**Texto**
########################################
Eu, quanto mais gosto da pessoa, quanto mais genuinamente gosto dela, mais a quero desvendar, e quanto mais desvendo mais compreendo e mais compreendo o que gosto e não gosto, mas aceito porque posso entender e porque gosto. Neste momento ninguém no mundo sabe como estou, se estou, o que passo, o que penso, ou como, ou o porquê de tudo isso. Os porquês, sempre os porquês. Nunca ninguém mais quis descobrir a resposta ao meu. É preciso gostar, gostar genuinamente para querer saber o porquê e amar além de todos os porquês - os meus e os dele.

[ainda bem que o prato não era elaborado senão o testamento não sei que comprimento teria...]

11 comentários:

Anónimo disse...

Que lhe torce a alma até lhe escorrerem as lagrimas além da sua capacidade de entrega nao encontrar um receptáculo a sua medida?

Eva disse...

Pergunta feita demasiado tarde se houvesse real interesse na resposta. Ou já teria sido feita, e outras. Mas nunca nada foi sobre mim. Eu nunca existi. Por isso é que a pergunta é feita tarde, senão não seria vez alguma tarde para o que quer que fosse.

Eva disse...

Nunca foram passadas noites em branco a tentar perceber-me, desvendar-me, conhecer-me. Responder a essas ou outras perguntas. As perguntas, a vontade de saber e perceber, nunca foi sobre mim. Eu nunca (lhe) fui nada.

Anónimo disse...

Esclarecedor esse demasiado tarde.

Anónimo disse...

Penso que a grande maioria das pessoas passa quase toda a vida a tentar esconder aquilo que sente, a treinar, a domar mesmo até de quem lhe é mais próximo e muitas vezes mais ainda de quem lhe é mais próximos, dai as perguntas muitas vezes nao surgirem mas sim existir uma tentativa de ler sinais que supostamente nao deveriam e o emissor nao quer transmitir. Umas vezes são certos outras provavelmente errados. Mas as perguntas deixam de ser verbalisadas sim.

Anónimo disse...

Mas parece tudo tarde, até a hora.

Eva disse...

Eu sempre verbalizei perguntas e observei pormenores, sinais, isso que fala. Mas não deixei de ter interesse em saber o outro, em ir desvendando ou outro, devagarinho, e a começar a gostar mais dele até por se me tornar mais próximo, e por uma pessoa querer sempre saber o melhor possível de como é quem gostamos.
A pergunta vem demasiado tarde para quem deveria ter tido em pergunta-la e respondê-la muito mais cedo. Perguntada agora é a tentativa de colmatar uma falha, não nenhum interesse na resposta ou em mim, mas pense o que quiser, há pessoas para quem tudo é sempre demasiado tarde, é uma boa desculpa para nada fazer. E isso é que é esclarecedor.
########################################
**Registos**
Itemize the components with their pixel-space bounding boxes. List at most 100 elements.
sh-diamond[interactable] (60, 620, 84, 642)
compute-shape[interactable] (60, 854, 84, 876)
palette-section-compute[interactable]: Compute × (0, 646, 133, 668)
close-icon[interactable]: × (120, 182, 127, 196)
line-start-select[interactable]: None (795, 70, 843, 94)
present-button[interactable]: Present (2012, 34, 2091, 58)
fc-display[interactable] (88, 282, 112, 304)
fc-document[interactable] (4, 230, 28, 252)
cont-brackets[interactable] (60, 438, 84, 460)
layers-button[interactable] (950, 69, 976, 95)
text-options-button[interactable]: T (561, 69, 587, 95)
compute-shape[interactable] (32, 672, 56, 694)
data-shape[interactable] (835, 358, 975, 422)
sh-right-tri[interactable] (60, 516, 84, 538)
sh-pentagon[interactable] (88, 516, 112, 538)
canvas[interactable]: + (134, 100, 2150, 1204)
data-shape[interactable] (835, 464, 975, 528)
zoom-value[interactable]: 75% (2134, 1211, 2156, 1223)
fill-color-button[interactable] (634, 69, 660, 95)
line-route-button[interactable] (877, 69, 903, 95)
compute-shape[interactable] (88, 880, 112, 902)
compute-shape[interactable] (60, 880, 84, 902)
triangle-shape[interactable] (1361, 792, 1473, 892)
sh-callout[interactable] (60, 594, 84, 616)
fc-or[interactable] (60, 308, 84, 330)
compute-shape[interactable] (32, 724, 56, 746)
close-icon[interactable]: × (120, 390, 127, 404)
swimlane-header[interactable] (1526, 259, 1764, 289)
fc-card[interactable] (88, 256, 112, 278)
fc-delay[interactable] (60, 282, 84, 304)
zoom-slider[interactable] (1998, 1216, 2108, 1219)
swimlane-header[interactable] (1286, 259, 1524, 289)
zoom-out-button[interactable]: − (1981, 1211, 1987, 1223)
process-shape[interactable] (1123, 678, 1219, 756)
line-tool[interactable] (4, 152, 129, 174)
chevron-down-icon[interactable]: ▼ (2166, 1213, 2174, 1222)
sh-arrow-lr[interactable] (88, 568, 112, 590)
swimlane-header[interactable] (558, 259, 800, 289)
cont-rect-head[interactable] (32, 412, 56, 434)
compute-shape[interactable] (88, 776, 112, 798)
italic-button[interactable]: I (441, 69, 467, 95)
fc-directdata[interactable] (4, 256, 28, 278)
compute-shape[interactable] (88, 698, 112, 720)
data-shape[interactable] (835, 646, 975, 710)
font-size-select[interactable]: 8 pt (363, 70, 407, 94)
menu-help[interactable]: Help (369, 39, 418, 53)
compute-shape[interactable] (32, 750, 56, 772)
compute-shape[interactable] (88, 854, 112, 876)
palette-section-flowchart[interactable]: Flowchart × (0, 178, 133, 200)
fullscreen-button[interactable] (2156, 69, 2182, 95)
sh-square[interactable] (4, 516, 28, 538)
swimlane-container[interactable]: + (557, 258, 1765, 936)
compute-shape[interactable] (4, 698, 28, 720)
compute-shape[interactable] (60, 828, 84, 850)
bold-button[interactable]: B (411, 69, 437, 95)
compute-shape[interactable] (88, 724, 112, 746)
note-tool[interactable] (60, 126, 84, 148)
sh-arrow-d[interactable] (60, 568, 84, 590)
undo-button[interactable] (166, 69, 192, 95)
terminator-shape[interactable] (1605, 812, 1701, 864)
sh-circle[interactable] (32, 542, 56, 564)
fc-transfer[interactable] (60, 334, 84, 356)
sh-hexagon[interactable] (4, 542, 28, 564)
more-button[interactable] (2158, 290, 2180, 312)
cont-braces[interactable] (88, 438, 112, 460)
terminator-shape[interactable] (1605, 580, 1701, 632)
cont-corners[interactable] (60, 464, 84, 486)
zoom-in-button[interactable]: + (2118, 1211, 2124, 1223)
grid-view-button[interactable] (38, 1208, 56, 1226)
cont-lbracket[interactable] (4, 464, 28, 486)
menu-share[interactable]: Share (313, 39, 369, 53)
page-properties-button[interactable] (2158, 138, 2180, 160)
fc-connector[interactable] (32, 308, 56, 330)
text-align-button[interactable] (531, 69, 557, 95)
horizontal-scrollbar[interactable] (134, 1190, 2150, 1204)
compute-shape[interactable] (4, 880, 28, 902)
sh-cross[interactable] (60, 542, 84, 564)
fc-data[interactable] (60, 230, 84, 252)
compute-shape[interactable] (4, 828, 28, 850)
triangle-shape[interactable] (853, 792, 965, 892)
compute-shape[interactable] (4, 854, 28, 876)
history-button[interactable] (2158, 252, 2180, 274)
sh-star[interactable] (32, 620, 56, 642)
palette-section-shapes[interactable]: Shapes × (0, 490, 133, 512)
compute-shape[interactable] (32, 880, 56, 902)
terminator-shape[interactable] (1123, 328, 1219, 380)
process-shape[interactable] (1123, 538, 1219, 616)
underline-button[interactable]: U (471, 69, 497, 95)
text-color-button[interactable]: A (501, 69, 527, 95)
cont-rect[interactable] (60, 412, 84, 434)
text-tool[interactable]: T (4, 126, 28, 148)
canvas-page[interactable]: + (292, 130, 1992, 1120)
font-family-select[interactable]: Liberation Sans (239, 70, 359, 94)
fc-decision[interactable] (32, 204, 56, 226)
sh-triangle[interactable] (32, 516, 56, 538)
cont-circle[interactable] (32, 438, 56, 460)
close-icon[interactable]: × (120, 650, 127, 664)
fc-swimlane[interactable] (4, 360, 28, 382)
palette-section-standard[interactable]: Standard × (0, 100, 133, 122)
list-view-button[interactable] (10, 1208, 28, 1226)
########################################
**Tarefa curta 1**
No texto sobre gostar de alguém, o que é preciso para querer saber o porquê?
**Tarefa curta 2**
Continue o texto sobre gostar de alguém a partir do ponto em que termina.

**Resposta 1**
É preciso gostar, gostar genuinamente.

**Resposta 2**
Eva disse...

E é engraçada, agora que penso, essa noção de tarde, de demasiado tarde, que lhe parece tão esclarecedora.
É que há coisas que muitas vezes foram declaradas irrecuperáveis, que não funcionam, de que não se gostam por muito que se tente e esforce, que é demasiado tarde para tudo isso, mas para esse demasiado tarde há sempre mais uma tentativa, um tentar tudo, um testar os limites da paciência e da resistência... para outras situações, o demasiado tarde é apenas uma declaração de desistência, uma desculpa para justificar essa desistência, essa falta de vontade, e não para tentar o que nunca foi tentado, antes que seja tarde.
Como essa pergunta inicial que fez, essa é demasiado tarde para a fazer e parecer que é fruto de algum interesse genuíno, porque se esse interesse existisse, ou tivesse existido, teria sido feita há muito tempo...mas a resposta nunca foi procurada, nem as perguntas feitas, por alguma razão. Falta de interesse.
Foi o que quis dizer. Mas, enfim, entenda como quiser.

Anónimo disse...

Há pessoas que por mais que tentem estar a horas, acabam por perder sempre o comboio da vida.

Eva disse...

...tem piada essa. Porque, apesar de dizerem que há comboios já perdidos, mesmo fora de horas, vão atrás deles... Outros comboios há de que nem querem saber se já estão perdidos, ou não. Escolhas. E isso sim é a vida: escolhas. E desculpas, muitas desculpas. De merda.

Anónimo disse...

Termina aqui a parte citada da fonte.